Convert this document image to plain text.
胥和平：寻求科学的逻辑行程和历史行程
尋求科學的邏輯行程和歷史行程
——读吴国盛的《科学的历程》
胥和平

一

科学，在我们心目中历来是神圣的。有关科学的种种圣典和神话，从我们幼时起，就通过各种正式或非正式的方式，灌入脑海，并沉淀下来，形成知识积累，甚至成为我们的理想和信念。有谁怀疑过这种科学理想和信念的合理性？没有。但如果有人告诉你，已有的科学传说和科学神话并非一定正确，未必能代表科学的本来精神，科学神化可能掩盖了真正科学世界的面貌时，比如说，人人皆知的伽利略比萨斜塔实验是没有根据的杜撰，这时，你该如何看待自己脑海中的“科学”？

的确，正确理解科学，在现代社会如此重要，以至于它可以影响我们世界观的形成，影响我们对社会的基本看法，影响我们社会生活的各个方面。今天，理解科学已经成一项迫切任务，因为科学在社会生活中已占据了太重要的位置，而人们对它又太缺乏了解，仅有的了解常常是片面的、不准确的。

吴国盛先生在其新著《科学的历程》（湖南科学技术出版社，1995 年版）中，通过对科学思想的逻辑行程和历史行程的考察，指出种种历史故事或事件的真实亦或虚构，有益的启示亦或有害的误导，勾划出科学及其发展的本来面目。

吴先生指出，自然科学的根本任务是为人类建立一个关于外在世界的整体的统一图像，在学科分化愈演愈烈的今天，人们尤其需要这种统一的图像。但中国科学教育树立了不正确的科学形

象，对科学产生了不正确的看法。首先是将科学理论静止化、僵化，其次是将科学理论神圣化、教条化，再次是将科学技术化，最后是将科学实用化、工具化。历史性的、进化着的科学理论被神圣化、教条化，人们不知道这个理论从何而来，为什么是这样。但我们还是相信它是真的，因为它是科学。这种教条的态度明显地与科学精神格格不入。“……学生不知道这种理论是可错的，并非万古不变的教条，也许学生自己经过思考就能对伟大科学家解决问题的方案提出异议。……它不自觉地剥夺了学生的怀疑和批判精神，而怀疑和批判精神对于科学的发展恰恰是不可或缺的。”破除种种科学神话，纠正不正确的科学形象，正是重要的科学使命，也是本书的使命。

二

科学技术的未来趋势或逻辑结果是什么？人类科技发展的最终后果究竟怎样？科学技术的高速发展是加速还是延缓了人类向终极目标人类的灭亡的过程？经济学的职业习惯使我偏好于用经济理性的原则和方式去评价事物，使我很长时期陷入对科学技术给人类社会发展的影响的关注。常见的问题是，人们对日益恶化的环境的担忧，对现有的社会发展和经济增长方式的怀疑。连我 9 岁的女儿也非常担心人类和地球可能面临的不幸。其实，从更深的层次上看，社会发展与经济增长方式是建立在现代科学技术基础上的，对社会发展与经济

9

:::::

* Task *
Work out how many lines in the entries hold the string "科学的历程". Your answer should consist solely of that number.

* Written solution *
2